■ SOURCE RECORDS ■
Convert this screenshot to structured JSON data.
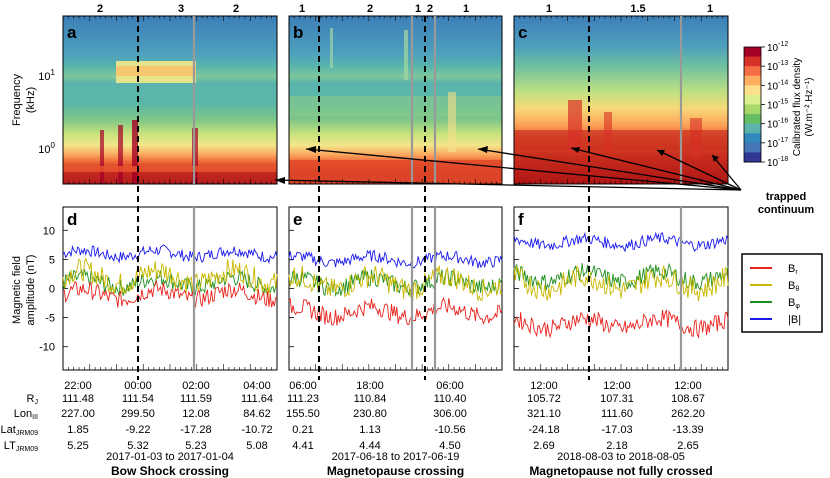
{
  "panels": [
    {
      "id": "a",
      "lower_id": "d",
      "regions": [
        "2",
        "3",
        "2"
      ],
      "xticks": [
        "22:00",
        "00:00",
        "02:00",
        "04:00"
      ],
      "rj": [
        "111.48",
        "111.54",
        "111.59",
        "111.64"
      ],
      "lon": [
        "227.00",
        "299.50",
        "12.08",
        "84.62"
      ],
      "lat": [
        "1.85",
        "-9.22",
        "-17.28",
        "-10.72"
      ],
      "lt": [
        "5.25",
        "5.32",
        "5.23",
        "5.08"
      ],
      "date_range": "2017-01-03 to 2017-01-04",
      "event": "Bow Shock crossing"
    },
    {
      "id": "b",
      "lower_id": "e",
      "regions": [
        "1",
        "2",
        "1",
        "2",
        "1"
      ],
      "xticks": [
        "06:00",
        "18:00",
        "06:00"
      ],
      "rj": [
        "111.23",
        "110.84",
        "110.40"
      ],
      "lon": [
        "155.50",
        "230.80",
        "306.00"
      ],
      "lat": [
        "0.21",
        "1.13",
        "-10.56"
      ],
      "lt": [
        "4.41",
        "4.44",
        "4.50"
      ],
      "date_range": "2017-06-18 to 2017-06-19",
      "event": "Magnetopause crossing"
    },
    {
      "id": "c",
      "lower_id": "f",
      "regions": [
        "1",
        "1.5",
        "1"
      ],
      "xticks": [
        "12:00",
        "12:00",
        "12:00"
      ],
      "rj": [
        "105.72",
        "107.31",
        "108.67"
      ],
      "lon": [
        "321.10",
        "111.60",
        "262.20"
      ],
      "lat": [
        "-24.18",
        "-17.03",
        "-13.39"
      ],
      "lt": [
        "2.69",
        "2.18",
        "2.65"
      ],
      "date_range": "2018-08-03 to 2018-08-05",
      "event": "Magnetopause not fully crossed"
    }
  ],
  "row_labels": {
    "rj_main": "R",
    "rj_sub": "J",
    "lon_main": "Lon",
    "lon_sub": "III",
    "lat_main": "Lat",
    "lat_sub": "JRM09",
    "lt_main": "LT",
    "lt_sub": "JRM09"
  },
  "spectrogram": {
    "ylabel_line1": "Frequency",
    "ylabel_line2": "(kHz)",
    "yticks": [
      {
        "base": "10",
        "exp": "1"
      },
      {
        "base": "10",
        "exp": "0"
      }
    ]
  },
  "mag": {
    "ylabel_line1": "Magnetic field",
    "ylabel_line2": "amplitude (nT)",
    "yticks": [
      "10",
      "5",
      "0",
      "-5",
      "-10"
    ],
    "ylim": [
      -14,
      14
    ]
  },
  "colorbar": {
    "label_line1": "Calibrated flux density",
    "label_line2": "(W.m⁻².Hz⁻¹)",
    "ticks": [
      {
        "base": "10",
        "exp": "-12"
      },
      {
        "base": "10",
        "exp": "-13"
      },
      {
        "base": "10",
        "exp": "-14"
      },
      {
        "base": "10",
        "exp": "-15"
      },
      {
        "base": "10",
        "exp": "-16"
      },
      {
        "base": "10",
        "exp": "-17"
      },
      {
        "base": "10",
        "exp": "-18"
      }
    ],
    "colors": [
      "#a50026",
      "#d73027",
      "#f46d43",
      "#fdae61",
      "#fee08b",
      "#d9ef8b",
      "#a6d96a",
      "#66bd63",
      "#5ab4ac",
      "#3288bd",
      "#4575b4",
      "#313695"
    ]
  },
  "annotation": {
    "line1": "trapped",
    "line2": "continuum"
  },
  "legend": [
    {
      "main": "B",
      "sub": "r",
      "color": "#e8231d"
    },
    {
      "main": "B",
      "sub": "θ",
      "color": "#c9b700"
    },
    {
      "main": "B",
      "sub": "φ",
      "color": "#1e8f1e"
    },
    {
      "main": "|B|",
      "sub": "",
      "color": "#1a1aee"
    }
  ]
}
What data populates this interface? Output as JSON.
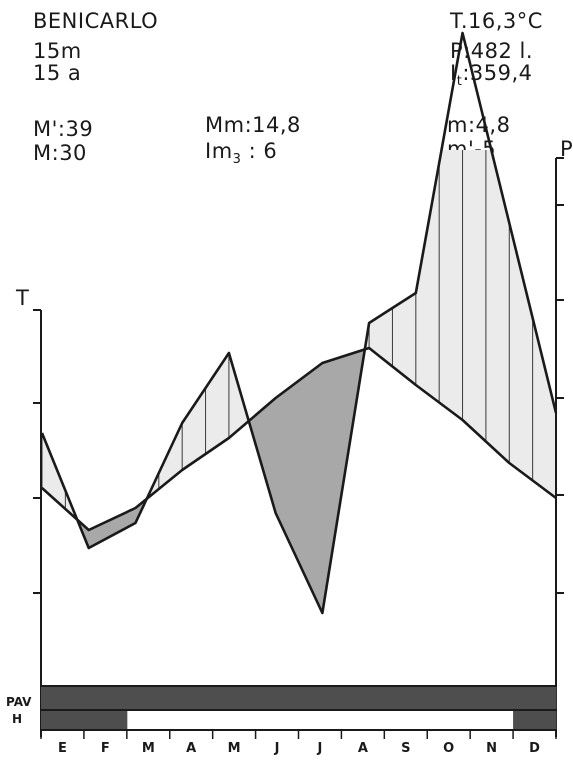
{
  "header": {
    "station": "BENICARLO",
    "altitude": "15m",
    "years": "15 a",
    "mean_temp": "T.16,3°C",
    "precip": "P:482 l.",
    "thermic_index": "359,4",
    "abs_max": "M':39",
    "mean_max": "M:30",
    "mean_monthly_max": "Mm:14,8",
    "im3": "6",
    "mean_min": "m:4,8",
    "abs_min": "m'-5"
  },
  "chart_data": {
    "type": "line",
    "categories": [
      "E",
      "F",
      "M",
      "A",
      "M",
      "J",
      "J",
      "A",
      "S",
      "O",
      "N",
      "D"
    ],
    "y_left_label": "T",
    "y_right_label": "P",
    "series": [
      {
        "name": "",
        "values": [
          10.5,
          6.3,
          8.5,
          12.3,
          15.5,
          19.5,
          23,
          24.5,
          20.8,
          17.3,
          13,
          9.5
        ]
      },
      {
        "name": "",
        "values": [
          16,
          4.5,
          7,
          17,
          24,
          8,
          -2,
          27,
          30,
          56,
          37,
          18
        ]
      }
    ],
    "bars": {
      "PAV": {
        "label": "PAV",
        "shaded_months": [
          "E",
          "F",
          "M",
          "A",
          "M",
          "J",
          "J",
          "A",
          "S",
          "O",
          "N",
          "D"
        ]
      },
      "H": {
        "label": "H",
        "shaded_months": [
          "E",
          "F",
          "D"
        ]
      }
    }
  }
}
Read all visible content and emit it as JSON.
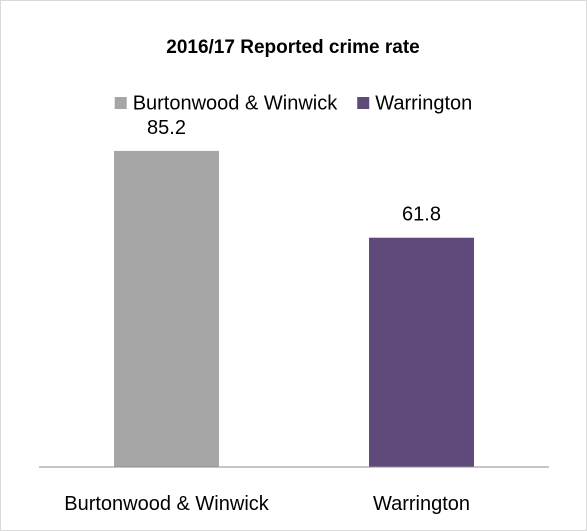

■ GOAL ■
Reply with only the number of lines in the entries that contain the word "event".

■ REPLY TO THE EXERCISE ■
3